(Layout coordinate data)
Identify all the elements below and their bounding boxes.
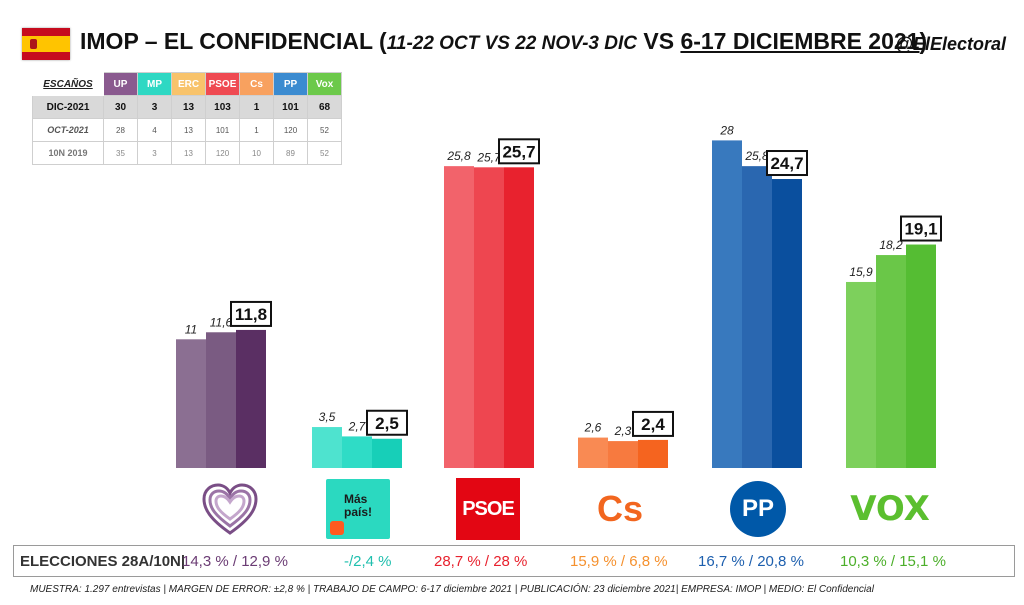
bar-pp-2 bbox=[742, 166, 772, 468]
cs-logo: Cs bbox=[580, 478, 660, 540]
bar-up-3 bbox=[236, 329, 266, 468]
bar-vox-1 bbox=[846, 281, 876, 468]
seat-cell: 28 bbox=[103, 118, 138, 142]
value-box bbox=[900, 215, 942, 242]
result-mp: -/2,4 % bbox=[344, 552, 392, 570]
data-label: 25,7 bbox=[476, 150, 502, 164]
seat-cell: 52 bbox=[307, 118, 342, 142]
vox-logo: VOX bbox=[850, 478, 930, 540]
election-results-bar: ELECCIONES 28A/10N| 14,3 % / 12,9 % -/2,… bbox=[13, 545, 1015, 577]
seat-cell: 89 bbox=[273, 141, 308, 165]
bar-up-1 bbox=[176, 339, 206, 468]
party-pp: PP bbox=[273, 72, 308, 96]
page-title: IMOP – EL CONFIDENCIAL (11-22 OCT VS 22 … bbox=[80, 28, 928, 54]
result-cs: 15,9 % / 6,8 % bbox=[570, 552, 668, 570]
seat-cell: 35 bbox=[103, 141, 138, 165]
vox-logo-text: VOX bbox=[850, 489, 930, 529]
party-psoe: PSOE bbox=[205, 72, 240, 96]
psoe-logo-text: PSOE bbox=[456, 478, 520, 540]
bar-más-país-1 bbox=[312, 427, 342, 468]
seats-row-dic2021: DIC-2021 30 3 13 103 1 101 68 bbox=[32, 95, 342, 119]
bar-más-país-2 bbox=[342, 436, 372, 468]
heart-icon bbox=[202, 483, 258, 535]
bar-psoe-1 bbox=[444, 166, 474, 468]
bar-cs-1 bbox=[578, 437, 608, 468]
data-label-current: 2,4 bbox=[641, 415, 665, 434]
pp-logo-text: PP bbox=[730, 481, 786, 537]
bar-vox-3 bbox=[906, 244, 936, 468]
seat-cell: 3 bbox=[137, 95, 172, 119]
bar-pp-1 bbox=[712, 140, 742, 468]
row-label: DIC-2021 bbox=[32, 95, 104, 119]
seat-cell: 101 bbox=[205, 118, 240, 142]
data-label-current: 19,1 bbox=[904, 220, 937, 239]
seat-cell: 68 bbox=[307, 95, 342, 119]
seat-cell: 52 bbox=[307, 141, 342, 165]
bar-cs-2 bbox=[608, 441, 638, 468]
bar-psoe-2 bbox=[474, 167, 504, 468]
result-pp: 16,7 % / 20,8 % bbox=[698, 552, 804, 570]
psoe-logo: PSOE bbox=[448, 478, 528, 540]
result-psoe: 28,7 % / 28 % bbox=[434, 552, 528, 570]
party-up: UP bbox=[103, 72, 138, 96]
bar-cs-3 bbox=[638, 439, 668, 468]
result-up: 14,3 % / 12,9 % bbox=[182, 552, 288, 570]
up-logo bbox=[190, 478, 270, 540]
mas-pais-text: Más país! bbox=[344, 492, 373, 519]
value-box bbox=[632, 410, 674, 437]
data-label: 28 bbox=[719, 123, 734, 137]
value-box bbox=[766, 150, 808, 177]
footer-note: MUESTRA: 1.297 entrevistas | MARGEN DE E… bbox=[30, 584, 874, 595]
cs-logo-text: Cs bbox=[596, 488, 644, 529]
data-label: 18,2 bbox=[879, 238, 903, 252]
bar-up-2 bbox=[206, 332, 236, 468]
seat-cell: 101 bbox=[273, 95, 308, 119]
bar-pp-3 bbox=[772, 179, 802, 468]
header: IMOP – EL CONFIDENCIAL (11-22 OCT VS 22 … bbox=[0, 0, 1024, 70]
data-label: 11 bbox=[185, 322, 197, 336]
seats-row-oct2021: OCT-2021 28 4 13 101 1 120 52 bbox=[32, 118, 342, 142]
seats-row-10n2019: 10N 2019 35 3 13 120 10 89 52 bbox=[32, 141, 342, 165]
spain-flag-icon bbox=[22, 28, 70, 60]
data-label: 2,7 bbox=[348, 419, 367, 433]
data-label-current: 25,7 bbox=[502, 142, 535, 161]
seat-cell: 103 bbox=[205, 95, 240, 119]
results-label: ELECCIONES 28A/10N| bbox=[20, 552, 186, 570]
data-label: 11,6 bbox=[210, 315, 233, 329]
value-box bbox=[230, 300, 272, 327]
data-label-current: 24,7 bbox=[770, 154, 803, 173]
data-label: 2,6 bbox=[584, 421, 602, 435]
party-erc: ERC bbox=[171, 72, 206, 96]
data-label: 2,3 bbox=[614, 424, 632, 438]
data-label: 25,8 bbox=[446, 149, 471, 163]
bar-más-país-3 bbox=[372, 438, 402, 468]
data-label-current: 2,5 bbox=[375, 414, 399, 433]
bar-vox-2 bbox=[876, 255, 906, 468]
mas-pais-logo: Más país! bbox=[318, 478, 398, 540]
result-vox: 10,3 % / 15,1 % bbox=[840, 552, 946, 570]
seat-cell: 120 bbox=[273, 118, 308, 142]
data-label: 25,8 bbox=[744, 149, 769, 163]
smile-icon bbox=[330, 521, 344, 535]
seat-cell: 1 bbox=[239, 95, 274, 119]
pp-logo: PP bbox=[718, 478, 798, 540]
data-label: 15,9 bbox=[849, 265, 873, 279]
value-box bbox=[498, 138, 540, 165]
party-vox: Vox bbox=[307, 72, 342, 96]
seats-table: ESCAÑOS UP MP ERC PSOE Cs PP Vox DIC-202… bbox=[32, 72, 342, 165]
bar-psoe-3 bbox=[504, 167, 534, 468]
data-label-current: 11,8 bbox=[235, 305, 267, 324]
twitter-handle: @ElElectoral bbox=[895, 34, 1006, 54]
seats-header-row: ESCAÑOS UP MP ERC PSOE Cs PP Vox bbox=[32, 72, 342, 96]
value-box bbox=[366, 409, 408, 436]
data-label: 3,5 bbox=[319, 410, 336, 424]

--

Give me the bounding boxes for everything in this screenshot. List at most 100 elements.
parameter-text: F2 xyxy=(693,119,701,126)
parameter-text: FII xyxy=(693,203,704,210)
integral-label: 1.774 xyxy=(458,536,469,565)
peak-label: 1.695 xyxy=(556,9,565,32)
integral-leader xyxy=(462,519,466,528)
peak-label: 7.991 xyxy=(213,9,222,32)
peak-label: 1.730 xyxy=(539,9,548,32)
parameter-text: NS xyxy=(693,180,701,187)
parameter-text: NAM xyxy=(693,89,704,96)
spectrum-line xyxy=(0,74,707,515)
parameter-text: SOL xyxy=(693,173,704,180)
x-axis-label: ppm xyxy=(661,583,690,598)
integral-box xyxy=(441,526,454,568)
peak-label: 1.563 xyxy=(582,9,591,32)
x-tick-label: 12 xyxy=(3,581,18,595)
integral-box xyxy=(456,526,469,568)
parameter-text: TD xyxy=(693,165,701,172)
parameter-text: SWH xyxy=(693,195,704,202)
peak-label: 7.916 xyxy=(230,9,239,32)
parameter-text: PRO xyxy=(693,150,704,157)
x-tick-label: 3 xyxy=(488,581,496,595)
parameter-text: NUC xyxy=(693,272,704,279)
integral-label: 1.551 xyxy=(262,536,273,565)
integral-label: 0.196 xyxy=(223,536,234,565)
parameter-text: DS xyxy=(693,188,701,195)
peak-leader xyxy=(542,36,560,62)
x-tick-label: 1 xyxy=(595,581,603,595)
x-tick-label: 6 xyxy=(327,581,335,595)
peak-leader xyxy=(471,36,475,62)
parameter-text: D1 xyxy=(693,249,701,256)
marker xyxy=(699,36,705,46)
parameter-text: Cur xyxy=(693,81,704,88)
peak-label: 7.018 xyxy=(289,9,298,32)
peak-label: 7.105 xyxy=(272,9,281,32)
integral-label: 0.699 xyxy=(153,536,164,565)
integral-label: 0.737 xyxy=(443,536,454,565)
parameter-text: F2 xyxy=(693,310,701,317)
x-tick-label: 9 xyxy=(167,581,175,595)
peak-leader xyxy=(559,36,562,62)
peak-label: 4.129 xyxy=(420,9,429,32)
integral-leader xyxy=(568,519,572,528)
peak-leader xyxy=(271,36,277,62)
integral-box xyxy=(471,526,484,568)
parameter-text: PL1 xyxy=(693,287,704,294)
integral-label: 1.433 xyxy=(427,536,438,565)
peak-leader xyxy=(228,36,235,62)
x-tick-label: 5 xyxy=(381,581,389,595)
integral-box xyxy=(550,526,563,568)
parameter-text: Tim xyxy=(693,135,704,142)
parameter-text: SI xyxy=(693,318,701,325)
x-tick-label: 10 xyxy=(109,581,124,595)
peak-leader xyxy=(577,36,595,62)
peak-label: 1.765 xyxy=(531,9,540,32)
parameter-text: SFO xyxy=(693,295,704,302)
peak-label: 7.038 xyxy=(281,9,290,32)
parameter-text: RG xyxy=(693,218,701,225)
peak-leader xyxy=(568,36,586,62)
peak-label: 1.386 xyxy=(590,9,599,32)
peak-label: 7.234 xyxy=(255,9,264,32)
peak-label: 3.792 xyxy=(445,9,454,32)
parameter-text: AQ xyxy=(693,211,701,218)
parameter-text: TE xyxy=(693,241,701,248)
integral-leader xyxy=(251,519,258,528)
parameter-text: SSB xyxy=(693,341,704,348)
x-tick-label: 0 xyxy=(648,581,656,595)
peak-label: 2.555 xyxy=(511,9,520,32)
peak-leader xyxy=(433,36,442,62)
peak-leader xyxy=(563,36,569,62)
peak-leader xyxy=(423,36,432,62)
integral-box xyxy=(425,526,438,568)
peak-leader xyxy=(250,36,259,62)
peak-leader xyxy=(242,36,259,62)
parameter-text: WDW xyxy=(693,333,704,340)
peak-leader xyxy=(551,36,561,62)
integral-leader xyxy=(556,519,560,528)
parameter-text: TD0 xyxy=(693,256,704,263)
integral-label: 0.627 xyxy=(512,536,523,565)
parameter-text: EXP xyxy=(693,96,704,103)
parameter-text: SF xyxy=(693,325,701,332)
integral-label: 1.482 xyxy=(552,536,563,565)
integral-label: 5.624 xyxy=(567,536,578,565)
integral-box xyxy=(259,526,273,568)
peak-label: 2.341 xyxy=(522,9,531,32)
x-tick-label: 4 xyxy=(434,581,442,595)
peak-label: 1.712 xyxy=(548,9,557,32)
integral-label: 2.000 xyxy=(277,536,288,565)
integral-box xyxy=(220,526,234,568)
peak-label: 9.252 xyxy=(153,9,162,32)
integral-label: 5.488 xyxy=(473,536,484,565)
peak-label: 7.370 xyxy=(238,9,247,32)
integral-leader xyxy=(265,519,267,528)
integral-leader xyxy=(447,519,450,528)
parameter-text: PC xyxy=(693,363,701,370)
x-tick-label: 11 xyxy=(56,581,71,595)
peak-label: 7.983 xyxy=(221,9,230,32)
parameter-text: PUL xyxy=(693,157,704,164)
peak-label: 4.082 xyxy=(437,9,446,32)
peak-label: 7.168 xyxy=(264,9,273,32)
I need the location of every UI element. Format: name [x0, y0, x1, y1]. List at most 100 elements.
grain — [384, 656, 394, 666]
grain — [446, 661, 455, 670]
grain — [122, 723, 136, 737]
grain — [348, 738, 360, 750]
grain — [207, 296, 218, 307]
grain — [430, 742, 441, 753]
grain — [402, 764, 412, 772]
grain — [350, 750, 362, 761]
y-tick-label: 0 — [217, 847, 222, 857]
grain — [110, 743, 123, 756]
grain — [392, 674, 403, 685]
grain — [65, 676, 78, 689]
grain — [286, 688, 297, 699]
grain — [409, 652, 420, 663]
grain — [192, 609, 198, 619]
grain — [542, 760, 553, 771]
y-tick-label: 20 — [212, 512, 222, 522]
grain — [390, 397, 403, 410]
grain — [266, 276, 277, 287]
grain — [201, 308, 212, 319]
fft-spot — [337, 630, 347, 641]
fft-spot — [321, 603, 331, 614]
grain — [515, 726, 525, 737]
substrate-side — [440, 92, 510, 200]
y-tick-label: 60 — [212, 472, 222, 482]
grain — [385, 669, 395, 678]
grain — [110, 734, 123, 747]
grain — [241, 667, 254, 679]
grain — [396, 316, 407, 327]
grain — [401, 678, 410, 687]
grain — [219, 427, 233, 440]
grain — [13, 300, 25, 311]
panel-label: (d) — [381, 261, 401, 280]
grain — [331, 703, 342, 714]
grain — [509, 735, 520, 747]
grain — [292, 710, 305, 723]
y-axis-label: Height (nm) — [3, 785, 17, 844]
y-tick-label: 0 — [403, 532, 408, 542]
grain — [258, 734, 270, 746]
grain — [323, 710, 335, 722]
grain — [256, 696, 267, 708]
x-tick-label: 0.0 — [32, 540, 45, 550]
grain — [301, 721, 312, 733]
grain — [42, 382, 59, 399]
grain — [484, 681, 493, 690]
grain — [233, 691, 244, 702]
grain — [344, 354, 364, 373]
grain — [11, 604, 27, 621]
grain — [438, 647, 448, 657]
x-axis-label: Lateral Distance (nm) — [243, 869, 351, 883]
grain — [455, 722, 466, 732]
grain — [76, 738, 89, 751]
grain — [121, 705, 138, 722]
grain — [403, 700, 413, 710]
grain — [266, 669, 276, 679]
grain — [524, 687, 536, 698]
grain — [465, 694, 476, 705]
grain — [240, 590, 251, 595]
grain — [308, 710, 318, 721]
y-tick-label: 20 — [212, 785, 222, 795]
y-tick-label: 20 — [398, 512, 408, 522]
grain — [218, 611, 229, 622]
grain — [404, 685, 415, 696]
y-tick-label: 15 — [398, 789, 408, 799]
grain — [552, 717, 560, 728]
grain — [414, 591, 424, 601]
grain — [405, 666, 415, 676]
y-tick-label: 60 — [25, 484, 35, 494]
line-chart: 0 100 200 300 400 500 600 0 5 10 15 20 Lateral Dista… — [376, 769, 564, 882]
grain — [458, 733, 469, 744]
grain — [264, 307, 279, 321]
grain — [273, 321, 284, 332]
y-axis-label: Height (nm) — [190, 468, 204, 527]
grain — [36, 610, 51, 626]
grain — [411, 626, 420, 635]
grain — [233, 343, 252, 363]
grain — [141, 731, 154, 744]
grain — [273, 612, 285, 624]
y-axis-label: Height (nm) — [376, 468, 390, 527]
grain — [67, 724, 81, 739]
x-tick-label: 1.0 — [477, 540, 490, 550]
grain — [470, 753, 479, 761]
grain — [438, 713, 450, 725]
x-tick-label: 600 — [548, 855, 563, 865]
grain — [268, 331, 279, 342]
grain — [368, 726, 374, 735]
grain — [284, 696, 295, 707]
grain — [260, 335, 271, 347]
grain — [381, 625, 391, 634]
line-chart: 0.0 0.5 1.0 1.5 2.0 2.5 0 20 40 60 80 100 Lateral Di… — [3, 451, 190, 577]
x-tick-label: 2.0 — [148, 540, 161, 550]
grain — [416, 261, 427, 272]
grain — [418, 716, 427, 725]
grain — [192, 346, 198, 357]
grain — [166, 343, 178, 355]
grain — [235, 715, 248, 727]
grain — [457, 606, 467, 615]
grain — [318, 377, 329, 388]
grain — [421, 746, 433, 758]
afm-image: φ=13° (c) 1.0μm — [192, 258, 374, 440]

---

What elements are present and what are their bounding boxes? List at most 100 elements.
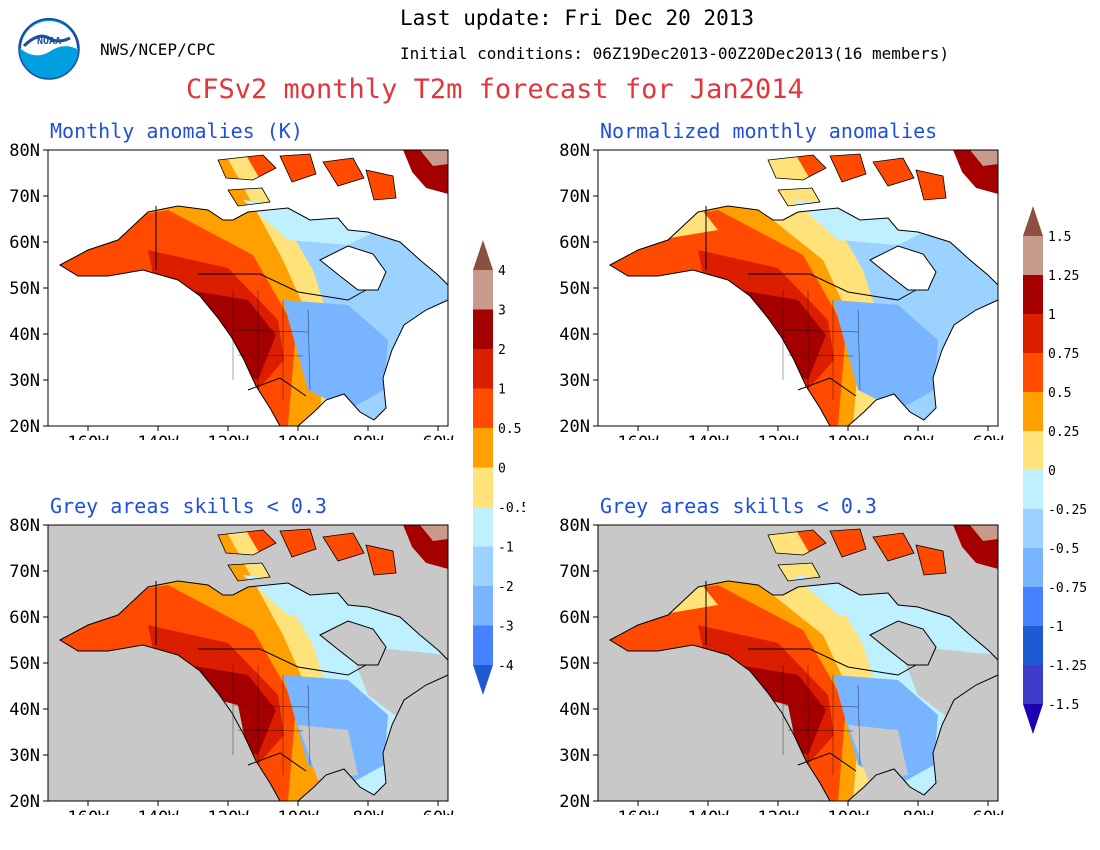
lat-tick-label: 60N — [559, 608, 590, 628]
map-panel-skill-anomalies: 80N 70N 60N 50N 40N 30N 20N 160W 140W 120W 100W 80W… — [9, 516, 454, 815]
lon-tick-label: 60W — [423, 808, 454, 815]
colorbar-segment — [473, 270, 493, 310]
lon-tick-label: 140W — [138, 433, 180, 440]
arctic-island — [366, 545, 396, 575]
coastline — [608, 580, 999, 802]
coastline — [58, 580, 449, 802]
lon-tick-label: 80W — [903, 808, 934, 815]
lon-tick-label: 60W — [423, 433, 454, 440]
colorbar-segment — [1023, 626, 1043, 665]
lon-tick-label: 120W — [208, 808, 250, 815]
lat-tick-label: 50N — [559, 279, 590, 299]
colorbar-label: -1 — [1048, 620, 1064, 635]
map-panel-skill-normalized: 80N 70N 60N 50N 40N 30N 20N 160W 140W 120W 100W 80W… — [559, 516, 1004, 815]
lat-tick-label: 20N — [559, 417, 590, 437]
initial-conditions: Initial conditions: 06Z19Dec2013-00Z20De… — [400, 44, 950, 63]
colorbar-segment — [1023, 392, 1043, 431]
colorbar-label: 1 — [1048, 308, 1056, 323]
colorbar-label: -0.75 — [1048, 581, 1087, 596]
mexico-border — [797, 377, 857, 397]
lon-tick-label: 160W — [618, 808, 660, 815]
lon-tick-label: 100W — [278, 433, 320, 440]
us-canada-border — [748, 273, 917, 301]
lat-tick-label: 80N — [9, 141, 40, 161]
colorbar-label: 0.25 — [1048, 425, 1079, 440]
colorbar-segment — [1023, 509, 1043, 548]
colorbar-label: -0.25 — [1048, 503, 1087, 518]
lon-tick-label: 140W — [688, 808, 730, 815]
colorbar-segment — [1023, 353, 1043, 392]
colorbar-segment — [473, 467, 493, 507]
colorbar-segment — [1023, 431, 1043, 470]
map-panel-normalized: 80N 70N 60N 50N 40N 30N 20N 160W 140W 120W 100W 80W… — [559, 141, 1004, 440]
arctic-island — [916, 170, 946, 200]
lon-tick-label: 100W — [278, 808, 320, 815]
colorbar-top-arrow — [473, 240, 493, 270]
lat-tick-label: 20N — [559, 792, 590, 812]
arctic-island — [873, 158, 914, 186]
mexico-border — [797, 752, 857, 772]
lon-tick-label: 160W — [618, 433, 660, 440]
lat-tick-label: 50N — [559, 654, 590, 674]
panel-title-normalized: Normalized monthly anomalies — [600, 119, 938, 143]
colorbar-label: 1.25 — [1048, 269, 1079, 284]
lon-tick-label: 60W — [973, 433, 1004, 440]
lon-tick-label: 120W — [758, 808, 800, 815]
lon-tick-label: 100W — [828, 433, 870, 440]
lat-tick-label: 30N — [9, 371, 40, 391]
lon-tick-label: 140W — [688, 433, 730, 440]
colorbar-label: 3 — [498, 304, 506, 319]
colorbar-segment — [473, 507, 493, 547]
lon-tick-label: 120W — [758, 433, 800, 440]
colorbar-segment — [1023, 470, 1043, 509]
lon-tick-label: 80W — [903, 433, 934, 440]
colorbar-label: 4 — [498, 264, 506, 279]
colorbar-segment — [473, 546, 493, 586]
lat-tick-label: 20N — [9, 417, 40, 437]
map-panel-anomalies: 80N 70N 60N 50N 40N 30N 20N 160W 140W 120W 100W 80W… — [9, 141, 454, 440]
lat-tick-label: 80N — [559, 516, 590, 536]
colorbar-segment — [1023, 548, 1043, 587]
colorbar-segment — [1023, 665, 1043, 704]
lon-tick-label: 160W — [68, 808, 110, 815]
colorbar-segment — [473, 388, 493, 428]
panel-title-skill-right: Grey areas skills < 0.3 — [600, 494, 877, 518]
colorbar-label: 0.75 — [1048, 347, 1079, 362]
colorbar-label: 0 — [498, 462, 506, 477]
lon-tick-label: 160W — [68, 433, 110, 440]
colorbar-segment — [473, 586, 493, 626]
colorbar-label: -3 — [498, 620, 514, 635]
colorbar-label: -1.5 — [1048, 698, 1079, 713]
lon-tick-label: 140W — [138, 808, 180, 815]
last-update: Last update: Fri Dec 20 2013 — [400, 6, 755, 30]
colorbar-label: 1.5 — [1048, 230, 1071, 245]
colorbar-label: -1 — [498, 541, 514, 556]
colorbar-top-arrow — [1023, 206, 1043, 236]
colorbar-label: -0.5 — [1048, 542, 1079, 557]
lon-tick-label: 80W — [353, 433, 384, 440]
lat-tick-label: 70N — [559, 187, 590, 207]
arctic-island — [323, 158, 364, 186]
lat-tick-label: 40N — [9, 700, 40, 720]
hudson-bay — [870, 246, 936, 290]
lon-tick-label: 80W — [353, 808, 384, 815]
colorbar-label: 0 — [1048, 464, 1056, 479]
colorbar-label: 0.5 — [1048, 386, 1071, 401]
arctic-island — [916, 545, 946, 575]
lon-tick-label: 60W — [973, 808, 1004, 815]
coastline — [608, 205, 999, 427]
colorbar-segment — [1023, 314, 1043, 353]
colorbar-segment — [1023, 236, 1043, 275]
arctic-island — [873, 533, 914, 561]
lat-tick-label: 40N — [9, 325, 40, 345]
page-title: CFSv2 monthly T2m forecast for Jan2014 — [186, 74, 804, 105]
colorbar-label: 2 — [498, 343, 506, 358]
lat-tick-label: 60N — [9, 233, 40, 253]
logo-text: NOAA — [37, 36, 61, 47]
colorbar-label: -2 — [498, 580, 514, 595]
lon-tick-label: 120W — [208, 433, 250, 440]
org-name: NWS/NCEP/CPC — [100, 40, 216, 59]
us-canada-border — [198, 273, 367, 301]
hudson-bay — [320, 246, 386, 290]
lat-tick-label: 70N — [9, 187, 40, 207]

## EXERCISE
Please rename "colorbar-segment" to "colorbar-block" in the records, starting at the line that has "lat-tick-label: 60N — [559, 608, 590, 628]" and stopping after the line with "lon-tick-label: 160W — [618, 808, 660, 815]". Give only those lines again, with nothing else changed.

## TASK ANSWER
lat-tick-label: 60N — [559, 608, 590, 628]
map-panel-skill-anomalies: 80N 70N 60N 50N 40N 30N 20N 160W 140W 120W 100W 80W… — [9, 516, 454, 815]
lon-tick-label: 60W — [423, 808, 454, 815]
colorbar-block — [473, 270, 493, 310]
lon-tick-label: 140W — [138, 433, 180, 440]
arctic-island — [366, 545, 396, 575]
coastline — [608, 580, 999, 802]
coastline — [58, 580, 449, 802]
lon-tick-label: 80W — [903, 808, 934, 815]
lon-tick-label: 60W — [423, 433, 454, 440]
colorbar-block — [1023, 626, 1043, 665]
lon-tick-label: 120W — [208, 808, 250, 815]
lat-tick-label: 50N — [559, 279, 590, 299]
colorbar-label: -1 — [1048, 620, 1064, 635]
map-panel-skill-normalized: 80N 70N 60N 50N 40N 30N 20N 160W 140W 120W 100W 80W… — [559, 516, 1004, 815]
lat-tick-label: 20N — [559, 417, 590, 437]
initial-conditions: Initial conditions: 06Z19Dec2013-00Z20De… — [400, 44, 950, 63]
colorbar-block — [1023, 392, 1043, 431]
colorbar-label: 1 — [1048, 308, 1056, 323]
colorbar-label: -0.75 — [1048, 581, 1087, 596]
mexico-border — [797, 377, 857, 397]
lon-tick-label: 160W — [618, 808, 660, 815]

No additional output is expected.